— begin Document passage —

China has a word for this kind of trap: 内卷 (involution). Excessive competition for limited positions leads everyone to work harder and harder for diminishing returns. A thousand brilliant students compete for a hundred seats, each studying one more hour, taking one more course, perfecting one more skill. The irony is brutal: the more everyone invests in the same skills, the less valuable those skills become. Like everyone at a concert standing on their tiptoes — nobody sees better, but everyone's feet hurt.
That's what competing without leverage looks like. Running faster on a treadmill that's speeding up to match your pace.
What makes a leverage point
A leverage point isn't necessarily the hardest skill to acquire or the most impressive accomplishment. It's the thing that dramatically changes your outcomes relative to the effort invested. Sometimes it's almost embarrassingly simple.
Language as leverage. The difference between B2 and C1 English for my students here isn't just grammar — it's the difference between a $30K and a $150K salary. Not because English is inherently five times more valuable than Chinese, but because it unlocks global markets where their other skills can command global prices.
Geography as leverage. Being physically present in Silicon Valley, London, or Singapore isn't about the air being different. It's about network effects, serendipitous coffee conversations, and being in the room when opportunities surface. Sometimes showing up is 80% of the game.
Timing as leverage. Being competent in AI in 2024 was valuable. Being competent in AI in 2014 was transformational. Same skill, different timing, exponentially different outcomes.
The supply and demand of being different
Something that sounds cynical but is true: sometimes your leverage comes not from being exceptionally good, but from being scarce where you are.

— end Document passage —
— begin Data rows —

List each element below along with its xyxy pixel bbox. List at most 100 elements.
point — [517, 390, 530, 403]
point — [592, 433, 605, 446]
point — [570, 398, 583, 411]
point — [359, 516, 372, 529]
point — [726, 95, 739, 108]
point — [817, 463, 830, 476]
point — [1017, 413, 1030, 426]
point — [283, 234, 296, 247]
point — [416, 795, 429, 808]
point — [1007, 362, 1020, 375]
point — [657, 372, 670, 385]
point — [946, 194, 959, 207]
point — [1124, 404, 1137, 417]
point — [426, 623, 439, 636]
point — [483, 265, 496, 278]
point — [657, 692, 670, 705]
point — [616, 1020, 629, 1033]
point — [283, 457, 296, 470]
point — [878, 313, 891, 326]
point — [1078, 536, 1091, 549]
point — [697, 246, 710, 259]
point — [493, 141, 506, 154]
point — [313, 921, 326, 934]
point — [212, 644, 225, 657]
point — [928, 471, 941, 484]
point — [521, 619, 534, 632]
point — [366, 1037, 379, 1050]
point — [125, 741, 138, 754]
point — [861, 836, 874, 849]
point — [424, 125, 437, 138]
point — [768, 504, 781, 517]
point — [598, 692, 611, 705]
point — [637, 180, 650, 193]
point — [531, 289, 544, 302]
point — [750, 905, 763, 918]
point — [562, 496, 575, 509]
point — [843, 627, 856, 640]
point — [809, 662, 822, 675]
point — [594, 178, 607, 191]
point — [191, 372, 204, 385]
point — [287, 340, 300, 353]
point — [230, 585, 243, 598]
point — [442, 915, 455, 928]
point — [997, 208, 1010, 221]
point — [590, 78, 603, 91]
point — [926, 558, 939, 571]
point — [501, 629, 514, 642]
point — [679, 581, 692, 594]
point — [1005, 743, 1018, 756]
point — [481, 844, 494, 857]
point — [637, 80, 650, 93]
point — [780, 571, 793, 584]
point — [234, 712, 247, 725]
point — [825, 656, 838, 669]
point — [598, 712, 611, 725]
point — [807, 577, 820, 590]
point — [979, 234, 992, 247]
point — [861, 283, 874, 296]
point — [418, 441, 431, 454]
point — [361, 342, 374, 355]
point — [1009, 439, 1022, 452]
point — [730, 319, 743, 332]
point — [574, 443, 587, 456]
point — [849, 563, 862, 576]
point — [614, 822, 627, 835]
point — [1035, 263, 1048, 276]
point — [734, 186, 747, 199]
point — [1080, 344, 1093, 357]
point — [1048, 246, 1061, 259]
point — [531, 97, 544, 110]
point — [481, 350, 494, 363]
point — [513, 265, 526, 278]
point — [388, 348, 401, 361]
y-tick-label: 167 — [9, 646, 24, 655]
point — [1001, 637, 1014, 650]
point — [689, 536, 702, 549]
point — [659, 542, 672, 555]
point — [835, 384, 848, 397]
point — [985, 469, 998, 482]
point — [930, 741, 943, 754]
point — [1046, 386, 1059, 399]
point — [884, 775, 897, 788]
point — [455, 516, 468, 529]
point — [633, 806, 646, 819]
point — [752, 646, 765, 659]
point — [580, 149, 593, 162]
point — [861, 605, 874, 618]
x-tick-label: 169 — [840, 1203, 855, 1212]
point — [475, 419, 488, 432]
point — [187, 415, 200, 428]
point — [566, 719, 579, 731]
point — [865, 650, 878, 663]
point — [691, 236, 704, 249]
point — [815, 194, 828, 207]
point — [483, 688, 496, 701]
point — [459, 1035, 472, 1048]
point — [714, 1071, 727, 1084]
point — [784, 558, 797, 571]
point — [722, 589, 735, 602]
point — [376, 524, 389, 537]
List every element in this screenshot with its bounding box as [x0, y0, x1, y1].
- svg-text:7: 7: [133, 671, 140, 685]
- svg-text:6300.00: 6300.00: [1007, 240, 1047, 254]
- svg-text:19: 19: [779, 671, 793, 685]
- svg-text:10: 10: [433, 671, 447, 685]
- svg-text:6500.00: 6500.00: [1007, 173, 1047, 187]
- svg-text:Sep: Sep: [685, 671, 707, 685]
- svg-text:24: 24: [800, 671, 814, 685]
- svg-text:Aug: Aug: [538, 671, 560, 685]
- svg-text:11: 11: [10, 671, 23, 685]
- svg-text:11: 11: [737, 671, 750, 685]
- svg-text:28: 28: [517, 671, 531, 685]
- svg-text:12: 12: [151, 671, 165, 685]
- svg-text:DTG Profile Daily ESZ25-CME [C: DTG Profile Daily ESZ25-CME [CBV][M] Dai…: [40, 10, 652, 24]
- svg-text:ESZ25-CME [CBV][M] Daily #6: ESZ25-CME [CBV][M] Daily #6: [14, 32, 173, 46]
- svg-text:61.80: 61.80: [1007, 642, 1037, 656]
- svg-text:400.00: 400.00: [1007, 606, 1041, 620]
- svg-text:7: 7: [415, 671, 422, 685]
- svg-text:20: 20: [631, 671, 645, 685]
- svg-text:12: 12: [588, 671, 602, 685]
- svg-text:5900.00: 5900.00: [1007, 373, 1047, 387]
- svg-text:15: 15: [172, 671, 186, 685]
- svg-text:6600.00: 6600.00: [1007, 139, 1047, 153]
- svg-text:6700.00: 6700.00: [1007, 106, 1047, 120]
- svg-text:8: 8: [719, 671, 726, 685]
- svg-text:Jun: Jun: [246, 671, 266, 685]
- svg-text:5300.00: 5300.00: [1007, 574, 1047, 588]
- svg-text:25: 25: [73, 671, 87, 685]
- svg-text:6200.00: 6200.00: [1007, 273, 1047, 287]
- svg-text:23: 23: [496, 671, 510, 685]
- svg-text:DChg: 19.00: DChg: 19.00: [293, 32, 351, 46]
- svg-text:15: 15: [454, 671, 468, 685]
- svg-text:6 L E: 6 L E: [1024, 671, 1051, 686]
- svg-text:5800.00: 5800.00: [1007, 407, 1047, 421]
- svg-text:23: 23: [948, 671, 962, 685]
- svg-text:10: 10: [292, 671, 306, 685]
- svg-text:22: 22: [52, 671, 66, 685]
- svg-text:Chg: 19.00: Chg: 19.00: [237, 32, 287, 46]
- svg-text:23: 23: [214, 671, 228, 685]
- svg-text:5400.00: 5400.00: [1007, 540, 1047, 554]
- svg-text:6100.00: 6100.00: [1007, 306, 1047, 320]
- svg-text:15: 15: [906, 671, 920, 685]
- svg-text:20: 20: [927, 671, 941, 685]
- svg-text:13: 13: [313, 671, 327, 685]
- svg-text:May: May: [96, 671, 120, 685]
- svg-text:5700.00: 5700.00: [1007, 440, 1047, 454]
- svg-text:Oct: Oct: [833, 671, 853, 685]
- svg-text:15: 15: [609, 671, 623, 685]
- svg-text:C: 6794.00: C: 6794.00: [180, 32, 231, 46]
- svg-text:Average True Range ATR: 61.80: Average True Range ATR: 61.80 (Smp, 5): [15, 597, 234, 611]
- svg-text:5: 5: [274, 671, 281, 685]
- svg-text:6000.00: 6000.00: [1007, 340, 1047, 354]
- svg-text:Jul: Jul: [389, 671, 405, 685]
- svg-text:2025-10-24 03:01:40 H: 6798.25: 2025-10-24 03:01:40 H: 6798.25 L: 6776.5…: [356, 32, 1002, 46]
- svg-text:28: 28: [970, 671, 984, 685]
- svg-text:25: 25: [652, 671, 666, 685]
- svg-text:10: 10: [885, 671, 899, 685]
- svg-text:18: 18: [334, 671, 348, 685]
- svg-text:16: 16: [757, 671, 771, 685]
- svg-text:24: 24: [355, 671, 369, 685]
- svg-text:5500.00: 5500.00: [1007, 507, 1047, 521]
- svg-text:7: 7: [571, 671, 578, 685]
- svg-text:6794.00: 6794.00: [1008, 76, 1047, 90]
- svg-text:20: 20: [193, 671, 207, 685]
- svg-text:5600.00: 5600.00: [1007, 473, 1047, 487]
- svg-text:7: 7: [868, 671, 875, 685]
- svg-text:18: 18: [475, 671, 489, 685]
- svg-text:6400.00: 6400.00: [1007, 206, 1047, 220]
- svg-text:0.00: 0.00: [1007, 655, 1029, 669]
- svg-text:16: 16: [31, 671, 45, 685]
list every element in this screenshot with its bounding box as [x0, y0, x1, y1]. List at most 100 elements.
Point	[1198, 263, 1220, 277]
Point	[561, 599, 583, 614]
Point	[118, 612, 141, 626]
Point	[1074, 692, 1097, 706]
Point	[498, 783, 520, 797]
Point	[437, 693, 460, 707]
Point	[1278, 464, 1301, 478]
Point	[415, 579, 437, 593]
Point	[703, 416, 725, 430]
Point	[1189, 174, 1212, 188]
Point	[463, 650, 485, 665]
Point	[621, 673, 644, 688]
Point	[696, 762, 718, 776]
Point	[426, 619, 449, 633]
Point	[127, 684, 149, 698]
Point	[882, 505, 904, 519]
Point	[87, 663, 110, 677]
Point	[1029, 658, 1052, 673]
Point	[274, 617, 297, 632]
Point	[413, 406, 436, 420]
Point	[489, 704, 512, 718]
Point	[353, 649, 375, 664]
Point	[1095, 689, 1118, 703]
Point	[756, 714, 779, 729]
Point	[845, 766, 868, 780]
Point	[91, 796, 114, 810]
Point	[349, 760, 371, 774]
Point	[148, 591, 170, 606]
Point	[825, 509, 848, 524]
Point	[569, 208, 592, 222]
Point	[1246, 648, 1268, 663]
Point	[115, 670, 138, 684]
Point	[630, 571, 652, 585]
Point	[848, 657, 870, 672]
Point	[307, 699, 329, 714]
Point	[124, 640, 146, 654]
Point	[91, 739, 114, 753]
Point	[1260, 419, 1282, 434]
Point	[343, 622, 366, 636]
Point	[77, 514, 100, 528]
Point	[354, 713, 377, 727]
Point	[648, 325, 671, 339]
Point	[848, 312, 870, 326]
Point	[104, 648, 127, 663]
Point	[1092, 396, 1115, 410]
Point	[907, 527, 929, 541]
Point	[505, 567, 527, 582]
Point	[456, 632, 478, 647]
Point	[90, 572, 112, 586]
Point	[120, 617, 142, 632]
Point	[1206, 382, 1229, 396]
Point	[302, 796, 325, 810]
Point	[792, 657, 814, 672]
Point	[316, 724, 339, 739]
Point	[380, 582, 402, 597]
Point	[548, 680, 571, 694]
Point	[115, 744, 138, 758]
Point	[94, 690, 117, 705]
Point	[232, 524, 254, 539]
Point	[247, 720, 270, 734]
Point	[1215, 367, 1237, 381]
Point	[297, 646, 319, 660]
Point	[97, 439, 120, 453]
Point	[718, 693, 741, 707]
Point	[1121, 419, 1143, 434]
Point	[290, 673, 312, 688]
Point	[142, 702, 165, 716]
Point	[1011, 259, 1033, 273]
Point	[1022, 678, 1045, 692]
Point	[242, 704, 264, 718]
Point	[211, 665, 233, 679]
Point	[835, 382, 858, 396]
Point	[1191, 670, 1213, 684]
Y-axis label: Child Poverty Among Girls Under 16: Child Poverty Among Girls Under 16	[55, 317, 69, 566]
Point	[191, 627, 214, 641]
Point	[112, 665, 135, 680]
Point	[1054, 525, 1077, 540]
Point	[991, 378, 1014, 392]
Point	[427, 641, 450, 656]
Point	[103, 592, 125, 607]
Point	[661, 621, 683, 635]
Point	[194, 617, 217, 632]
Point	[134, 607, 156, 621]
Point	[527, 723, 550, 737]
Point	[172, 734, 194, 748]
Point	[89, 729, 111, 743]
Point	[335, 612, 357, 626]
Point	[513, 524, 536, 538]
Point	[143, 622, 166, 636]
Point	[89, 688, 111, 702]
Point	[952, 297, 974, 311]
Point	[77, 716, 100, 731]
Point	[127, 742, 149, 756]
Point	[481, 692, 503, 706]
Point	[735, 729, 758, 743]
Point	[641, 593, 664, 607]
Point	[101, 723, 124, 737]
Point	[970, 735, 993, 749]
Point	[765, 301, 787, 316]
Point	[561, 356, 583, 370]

— end Data rows —

Decide whether each statement agrees with the passage on leverage points, answering yes or no and quoting the passage's deciding words. (a) A leverage point is necessarily the hardest skill to acquire. (b) English is inherently five times more valuable than Chinese. (c) Being competent in AI in 2014 was transformational.

(a) No: "A leverage point isn't necessarily the hardest skill to acquire or the most impressive accomplishment."
(b) No: "Not because English is inherently five times more valuable than Chinese"
(c) Yes: "Being competent in AI in 2014 was transformational."